The exercise: Return a copy of each line that holds the string "name".

[Figure record listings]
###
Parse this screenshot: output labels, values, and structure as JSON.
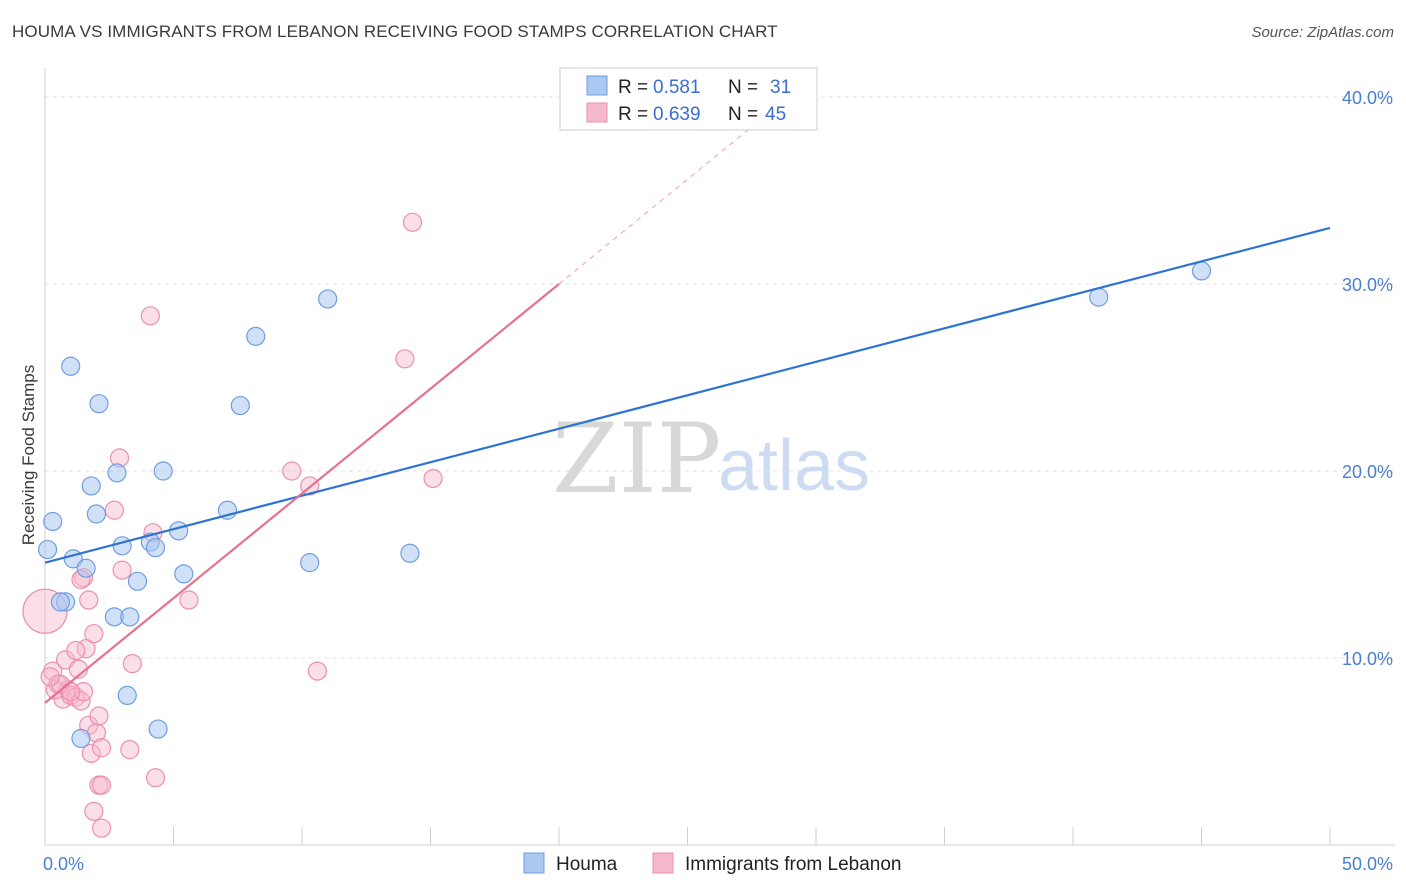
{
  "header": {
    "title": "HOUMA VS IMMIGRANTS FROM LEBANON RECEIVING FOOD STAMPS CORRELATION CHART",
    "source": "Source: ZipAtlas.com"
  },
  "watermark": {
    "zip": "ZIP",
    "atlas": "atlas"
  },
  "colors": {
    "blue_fill": "#aac8f0",
    "blue_stroke": "#6f9ee0",
    "blue_line": "#2f74d0",
    "pink_fill": "#f6b8cc",
    "pink_stroke": "#ec8fb0",
    "pink_line": "#e8708f"
  },
  "legend": {
    "rows": [
      {
        "r_label": "R =",
        "r_value": "0.581",
        "n_label": "N =",
        "n_value": "31"
      },
      {
        "r_label": "R =",
        "r_value": "0.639",
        "n_label": "N =",
        "n_value": "45"
      }
    ]
  },
  "chart_data": {
    "type": "scatter",
    "title": "HOUMA VS IMMIGRANTS FROM LEBANON RECEIVING FOOD STAMPS CORRELATION CHART",
    "xlabel": "",
    "ylabel": "Receiving Food Stamps",
    "xlim": [
      0,
      50
    ],
    "ylim": [
      0,
      40
    ],
    "x_tick_labels": [
      "0.0%",
      "50.0%"
    ],
    "y_tick_labels": [
      "10.0%",
      "20.0%",
      "30.0%",
      "40.0%"
    ],
    "y_ticks": [
      10,
      20,
      30,
      40
    ],
    "series": [
      {
        "name": "Houma",
        "r": 0.581,
        "n": 31,
        "trend": {
          "x": [
            0,
            50
          ],
          "y": [
            15.1,
            33.0
          ]
        },
        "points": [
          [
            0.1,
            15.8
          ],
          [
            0.3,
            17.3
          ],
          [
            1.0,
            25.6
          ],
          [
            1.1,
            15.3
          ],
          [
            0.8,
            13.0
          ],
          [
            1.6,
            14.8
          ],
          [
            1.8,
            19.2
          ],
          [
            2.0,
            17.7
          ],
          [
            2.1,
            23.6
          ],
          [
            2.8,
            19.9
          ],
          [
            2.7,
            12.2
          ],
          [
            3.0,
            16.0
          ],
          [
            3.3,
            12.2
          ],
          [
            3.6,
            14.1
          ],
          [
            4.1,
            16.2
          ],
          [
            4.3,
            15.9
          ],
          [
            4.6,
            20.0
          ],
          [
            5.2,
            16.8
          ],
          [
            5.4,
            14.5
          ],
          [
            7.1,
            17.9
          ],
          [
            7.6,
            23.5
          ],
          [
            8.2,
            27.2
          ],
          [
            10.3,
            15.1
          ],
          [
            11.0,
            29.2
          ],
          [
            14.2,
            15.6
          ],
          [
            3.2,
            8.0
          ],
          [
            4.4,
            6.2
          ],
          [
            1.4,
            5.7
          ],
          [
            41.0,
            29.3
          ],
          [
            45.0,
            30.7
          ],
          [
            0.6,
            13.0
          ]
        ]
      },
      {
        "name": "Immigrants from Lebanon",
        "r": 0.639,
        "n": 45,
        "trend": {
          "x": [
            0,
            20
          ],
          "y": [
            7.6,
            30.0
          ]
        },
        "trend_dashed": {
          "x": [
            20,
            27.5
          ],
          "y": [
            30.0,
            38.4
          ]
        },
        "points": [
          [
            0.0,
            12.5
          ],
          [
            0.3,
            9.3
          ],
          [
            0.5,
            8.6
          ],
          [
            0.7,
            7.8
          ],
          [
            0.8,
            9.9
          ],
          [
            0.9,
            8.3
          ],
          [
            1.0,
            8.0
          ],
          [
            1.2,
            7.9
          ],
          [
            1.3,
            9.4
          ],
          [
            1.4,
            7.7
          ],
          [
            1.5,
            8.2
          ],
          [
            1.6,
            10.5
          ],
          [
            1.2,
            10.4
          ],
          [
            1.5,
            14.3
          ],
          [
            1.7,
            6.4
          ],
          [
            1.8,
            4.9
          ],
          [
            1.9,
            11.3
          ],
          [
            1.7,
            13.1
          ],
          [
            2.0,
            6.0
          ],
          [
            2.1,
            6.9
          ],
          [
            2.2,
            5.2
          ],
          [
            2.1,
            3.2
          ],
          [
            2.2,
            3.2
          ],
          [
            1.9,
            1.8
          ],
          [
            2.2,
            0.9
          ],
          [
            2.7,
            17.9
          ],
          [
            2.9,
            20.7
          ],
          [
            3.0,
            14.7
          ],
          [
            3.4,
            9.7
          ],
          [
            3.3,
            5.1
          ],
          [
            4.1,
            28.3
          ],
          [
            4.2,
            16.7
          ],
          [
            4.3,
            3.6
          ],
          [
            5.6,
            13.1
          ],
          [
            9.6,
            20.0
          ],
          [
            10.3,
            19.2
          ],
          [
            10.6,
            9.3
          ],
          [
            14.0,
            26.0
          ],
          [
            14.3,
            33.3
          ],
          [
            15.1,
            19.6
          ],
          [
            0.4,
            8.3
          ],
          [
            0.6,
            8.6
          ],
          [
            1.4,
            14.2
          ],
          [
            0.2,
            9.0
          ],
          [
            1.0,
            8.2
          ]
        ]
      }
    ]
  },
  "bottom_legend": {
    "items": [
      "Houma",
      "Immigrants from Lebanon"
    ]
  }
}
###
Solved exercise:
        "name": "Houma",
        "name": "Immigrants from Lebanon",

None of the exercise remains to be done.